**DIRECTIVE**
Go through the material below and copy each line where the word "Texas" appears.

========================================

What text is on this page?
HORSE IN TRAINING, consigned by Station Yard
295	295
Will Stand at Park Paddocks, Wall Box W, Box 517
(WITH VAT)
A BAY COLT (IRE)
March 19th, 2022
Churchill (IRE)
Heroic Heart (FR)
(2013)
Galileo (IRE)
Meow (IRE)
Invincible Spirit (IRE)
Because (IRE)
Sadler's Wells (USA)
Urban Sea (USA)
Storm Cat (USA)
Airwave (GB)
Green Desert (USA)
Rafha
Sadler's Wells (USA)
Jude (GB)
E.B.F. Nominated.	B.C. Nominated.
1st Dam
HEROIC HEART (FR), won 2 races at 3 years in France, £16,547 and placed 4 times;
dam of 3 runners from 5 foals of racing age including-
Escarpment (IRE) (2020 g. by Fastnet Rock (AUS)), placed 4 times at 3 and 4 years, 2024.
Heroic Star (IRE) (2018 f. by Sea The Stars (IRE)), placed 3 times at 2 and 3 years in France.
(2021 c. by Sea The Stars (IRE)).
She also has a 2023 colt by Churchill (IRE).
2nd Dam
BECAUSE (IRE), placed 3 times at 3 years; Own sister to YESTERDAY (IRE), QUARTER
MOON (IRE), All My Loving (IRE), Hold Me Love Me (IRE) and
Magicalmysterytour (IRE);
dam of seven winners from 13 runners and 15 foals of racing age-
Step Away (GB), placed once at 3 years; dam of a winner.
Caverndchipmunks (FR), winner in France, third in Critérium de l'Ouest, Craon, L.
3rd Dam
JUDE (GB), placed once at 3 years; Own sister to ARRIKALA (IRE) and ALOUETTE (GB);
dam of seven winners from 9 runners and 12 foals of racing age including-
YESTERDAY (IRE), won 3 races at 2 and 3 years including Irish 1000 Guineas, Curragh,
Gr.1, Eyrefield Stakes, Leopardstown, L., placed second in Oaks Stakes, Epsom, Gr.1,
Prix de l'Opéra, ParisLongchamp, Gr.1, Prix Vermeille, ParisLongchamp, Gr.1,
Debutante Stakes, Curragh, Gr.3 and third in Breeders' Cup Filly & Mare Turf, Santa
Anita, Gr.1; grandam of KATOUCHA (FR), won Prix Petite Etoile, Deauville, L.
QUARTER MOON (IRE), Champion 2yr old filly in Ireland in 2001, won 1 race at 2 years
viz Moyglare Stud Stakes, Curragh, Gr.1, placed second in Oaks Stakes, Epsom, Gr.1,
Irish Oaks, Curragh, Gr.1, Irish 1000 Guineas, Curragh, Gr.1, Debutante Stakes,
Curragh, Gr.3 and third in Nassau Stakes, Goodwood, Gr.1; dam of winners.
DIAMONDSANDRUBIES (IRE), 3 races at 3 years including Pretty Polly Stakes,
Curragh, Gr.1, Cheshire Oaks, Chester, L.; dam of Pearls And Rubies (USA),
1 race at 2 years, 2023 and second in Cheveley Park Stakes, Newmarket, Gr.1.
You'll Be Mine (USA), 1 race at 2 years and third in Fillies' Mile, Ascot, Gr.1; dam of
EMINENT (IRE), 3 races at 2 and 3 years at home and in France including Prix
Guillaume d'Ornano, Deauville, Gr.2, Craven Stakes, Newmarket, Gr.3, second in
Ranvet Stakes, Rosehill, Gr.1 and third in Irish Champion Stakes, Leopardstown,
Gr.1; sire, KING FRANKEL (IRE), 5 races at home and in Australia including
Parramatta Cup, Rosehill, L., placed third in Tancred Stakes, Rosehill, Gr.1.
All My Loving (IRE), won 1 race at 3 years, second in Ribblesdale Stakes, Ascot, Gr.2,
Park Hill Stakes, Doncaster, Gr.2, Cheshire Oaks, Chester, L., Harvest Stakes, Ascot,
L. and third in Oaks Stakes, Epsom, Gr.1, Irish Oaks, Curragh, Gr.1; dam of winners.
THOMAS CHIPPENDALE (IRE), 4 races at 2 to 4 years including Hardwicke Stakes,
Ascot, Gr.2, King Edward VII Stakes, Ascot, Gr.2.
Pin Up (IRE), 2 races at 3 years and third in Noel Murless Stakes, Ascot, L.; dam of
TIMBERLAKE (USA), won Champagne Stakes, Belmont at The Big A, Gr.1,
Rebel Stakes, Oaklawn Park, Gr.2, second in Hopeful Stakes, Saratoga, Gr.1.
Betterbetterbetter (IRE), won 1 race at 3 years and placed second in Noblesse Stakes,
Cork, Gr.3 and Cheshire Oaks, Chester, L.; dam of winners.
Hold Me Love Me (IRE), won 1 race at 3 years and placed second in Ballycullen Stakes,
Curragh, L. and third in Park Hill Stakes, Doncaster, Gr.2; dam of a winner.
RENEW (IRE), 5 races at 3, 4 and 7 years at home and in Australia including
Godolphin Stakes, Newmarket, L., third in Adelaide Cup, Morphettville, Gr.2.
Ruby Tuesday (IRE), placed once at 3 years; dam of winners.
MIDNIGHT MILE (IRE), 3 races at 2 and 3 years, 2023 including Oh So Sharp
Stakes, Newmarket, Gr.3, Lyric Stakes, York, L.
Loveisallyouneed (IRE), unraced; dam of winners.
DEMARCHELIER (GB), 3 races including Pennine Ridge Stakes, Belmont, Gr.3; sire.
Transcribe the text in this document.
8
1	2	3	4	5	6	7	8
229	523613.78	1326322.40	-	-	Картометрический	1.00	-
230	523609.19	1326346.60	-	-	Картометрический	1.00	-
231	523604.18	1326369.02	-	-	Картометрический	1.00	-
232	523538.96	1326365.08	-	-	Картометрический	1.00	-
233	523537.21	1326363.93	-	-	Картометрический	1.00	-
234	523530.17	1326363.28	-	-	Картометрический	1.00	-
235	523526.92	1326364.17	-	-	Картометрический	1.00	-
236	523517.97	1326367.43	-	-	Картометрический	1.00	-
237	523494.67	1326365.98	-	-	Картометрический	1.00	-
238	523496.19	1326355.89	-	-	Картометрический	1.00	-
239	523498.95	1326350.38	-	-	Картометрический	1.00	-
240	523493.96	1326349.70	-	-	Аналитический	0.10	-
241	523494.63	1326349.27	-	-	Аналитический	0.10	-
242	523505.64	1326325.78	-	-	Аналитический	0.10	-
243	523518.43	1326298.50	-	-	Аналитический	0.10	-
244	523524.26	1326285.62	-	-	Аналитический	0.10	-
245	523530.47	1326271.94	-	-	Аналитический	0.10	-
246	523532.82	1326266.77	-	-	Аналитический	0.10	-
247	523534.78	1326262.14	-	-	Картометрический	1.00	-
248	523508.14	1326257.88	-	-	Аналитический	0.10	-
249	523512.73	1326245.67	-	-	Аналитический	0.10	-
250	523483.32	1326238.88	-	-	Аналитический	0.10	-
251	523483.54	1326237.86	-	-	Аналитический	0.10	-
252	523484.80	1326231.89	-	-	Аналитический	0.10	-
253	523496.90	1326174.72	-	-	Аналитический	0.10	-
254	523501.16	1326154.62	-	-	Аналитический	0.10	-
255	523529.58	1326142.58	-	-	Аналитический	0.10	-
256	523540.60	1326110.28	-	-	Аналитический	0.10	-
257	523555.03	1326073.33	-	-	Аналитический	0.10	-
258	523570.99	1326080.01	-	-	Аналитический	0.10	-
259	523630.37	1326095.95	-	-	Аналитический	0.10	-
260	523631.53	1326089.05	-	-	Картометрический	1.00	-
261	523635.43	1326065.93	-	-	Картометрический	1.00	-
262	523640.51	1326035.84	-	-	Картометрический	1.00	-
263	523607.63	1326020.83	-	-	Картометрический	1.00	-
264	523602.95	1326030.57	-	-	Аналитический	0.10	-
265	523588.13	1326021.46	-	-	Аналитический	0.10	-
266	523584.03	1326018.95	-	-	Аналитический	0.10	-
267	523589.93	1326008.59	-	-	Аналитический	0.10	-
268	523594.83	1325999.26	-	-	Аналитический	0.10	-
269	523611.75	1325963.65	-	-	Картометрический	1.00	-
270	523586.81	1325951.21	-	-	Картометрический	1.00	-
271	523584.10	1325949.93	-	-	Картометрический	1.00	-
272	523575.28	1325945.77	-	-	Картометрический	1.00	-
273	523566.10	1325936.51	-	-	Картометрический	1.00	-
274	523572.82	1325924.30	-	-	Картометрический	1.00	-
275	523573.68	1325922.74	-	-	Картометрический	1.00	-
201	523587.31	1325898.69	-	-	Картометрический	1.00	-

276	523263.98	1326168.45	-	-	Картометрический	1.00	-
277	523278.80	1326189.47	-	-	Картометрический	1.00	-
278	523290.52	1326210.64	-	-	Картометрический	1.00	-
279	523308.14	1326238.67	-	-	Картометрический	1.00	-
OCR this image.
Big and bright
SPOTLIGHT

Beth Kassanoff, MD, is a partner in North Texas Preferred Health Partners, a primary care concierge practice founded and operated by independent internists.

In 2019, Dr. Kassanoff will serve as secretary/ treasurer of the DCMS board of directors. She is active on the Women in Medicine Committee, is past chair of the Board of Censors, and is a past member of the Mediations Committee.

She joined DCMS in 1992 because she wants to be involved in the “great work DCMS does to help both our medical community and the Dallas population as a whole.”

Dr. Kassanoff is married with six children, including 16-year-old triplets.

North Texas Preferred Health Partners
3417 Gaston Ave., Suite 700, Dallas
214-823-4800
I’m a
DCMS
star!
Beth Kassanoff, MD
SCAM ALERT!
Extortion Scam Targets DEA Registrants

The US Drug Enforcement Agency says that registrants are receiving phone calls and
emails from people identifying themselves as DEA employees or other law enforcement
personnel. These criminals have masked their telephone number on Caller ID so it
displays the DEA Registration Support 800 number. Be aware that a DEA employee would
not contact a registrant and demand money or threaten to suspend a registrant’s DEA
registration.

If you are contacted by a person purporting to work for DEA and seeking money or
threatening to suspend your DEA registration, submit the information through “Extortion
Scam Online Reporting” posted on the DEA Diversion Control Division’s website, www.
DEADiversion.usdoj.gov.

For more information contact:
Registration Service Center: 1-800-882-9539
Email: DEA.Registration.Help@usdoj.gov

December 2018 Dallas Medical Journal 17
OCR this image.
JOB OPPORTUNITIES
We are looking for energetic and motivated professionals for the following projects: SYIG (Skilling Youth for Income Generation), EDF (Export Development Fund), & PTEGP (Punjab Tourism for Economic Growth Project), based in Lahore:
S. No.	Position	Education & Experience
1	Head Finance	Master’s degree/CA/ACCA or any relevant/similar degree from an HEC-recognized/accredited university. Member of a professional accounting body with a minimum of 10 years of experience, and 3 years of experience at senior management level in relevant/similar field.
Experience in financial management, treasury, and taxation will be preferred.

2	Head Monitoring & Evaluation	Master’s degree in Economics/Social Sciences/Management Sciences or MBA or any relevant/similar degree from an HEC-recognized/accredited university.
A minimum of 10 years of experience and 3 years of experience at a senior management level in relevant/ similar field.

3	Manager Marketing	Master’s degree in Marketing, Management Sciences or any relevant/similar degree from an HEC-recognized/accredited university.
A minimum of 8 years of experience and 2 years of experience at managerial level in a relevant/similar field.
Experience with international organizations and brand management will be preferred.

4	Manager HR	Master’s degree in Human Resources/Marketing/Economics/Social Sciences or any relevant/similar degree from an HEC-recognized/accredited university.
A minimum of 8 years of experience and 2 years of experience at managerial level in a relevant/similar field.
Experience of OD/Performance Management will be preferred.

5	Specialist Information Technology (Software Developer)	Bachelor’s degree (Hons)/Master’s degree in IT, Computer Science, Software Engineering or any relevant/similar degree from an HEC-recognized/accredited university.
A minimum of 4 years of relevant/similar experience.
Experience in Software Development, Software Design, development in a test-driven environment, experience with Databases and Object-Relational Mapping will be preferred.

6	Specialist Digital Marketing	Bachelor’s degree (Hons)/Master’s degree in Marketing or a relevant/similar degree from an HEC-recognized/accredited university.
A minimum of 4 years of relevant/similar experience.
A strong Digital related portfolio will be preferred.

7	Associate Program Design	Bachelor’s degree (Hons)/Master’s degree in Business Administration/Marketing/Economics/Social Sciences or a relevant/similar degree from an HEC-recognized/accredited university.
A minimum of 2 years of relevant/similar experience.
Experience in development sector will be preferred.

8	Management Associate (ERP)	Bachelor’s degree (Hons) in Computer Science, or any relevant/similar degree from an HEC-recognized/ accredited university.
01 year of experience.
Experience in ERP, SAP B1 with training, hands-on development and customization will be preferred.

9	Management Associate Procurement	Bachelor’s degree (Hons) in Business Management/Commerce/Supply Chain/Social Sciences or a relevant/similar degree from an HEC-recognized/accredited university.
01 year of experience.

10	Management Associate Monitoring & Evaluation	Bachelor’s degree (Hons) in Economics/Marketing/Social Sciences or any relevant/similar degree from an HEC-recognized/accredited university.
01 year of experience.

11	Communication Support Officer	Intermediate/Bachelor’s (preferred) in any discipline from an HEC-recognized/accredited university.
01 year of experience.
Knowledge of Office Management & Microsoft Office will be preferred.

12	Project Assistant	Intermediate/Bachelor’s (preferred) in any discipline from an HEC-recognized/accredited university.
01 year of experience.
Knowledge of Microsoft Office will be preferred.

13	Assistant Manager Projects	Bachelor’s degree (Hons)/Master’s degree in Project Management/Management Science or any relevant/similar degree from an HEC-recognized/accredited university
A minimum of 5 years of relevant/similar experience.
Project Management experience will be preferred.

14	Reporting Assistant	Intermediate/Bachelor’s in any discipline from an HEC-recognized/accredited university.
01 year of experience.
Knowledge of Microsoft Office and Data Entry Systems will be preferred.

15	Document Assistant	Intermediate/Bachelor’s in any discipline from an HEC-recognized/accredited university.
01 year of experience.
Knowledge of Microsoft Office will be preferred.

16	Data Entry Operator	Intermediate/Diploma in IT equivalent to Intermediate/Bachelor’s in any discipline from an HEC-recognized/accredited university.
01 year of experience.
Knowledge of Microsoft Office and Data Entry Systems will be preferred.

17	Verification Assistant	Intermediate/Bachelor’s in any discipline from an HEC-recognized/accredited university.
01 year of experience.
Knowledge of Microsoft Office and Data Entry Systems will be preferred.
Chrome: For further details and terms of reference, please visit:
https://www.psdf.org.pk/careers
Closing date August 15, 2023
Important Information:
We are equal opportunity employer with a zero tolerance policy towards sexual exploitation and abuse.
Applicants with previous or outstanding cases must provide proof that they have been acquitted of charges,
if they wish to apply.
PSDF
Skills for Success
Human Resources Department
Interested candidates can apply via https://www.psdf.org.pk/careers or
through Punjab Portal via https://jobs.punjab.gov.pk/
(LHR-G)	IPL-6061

========================================

**RESULT FOR THIS TASK**
Beth Kassanoff, MD, is a partner in North Texas Preferred Health Partners, a primary care concierge practice founded and operated by independent internists.
North Texas Preferred Health Partners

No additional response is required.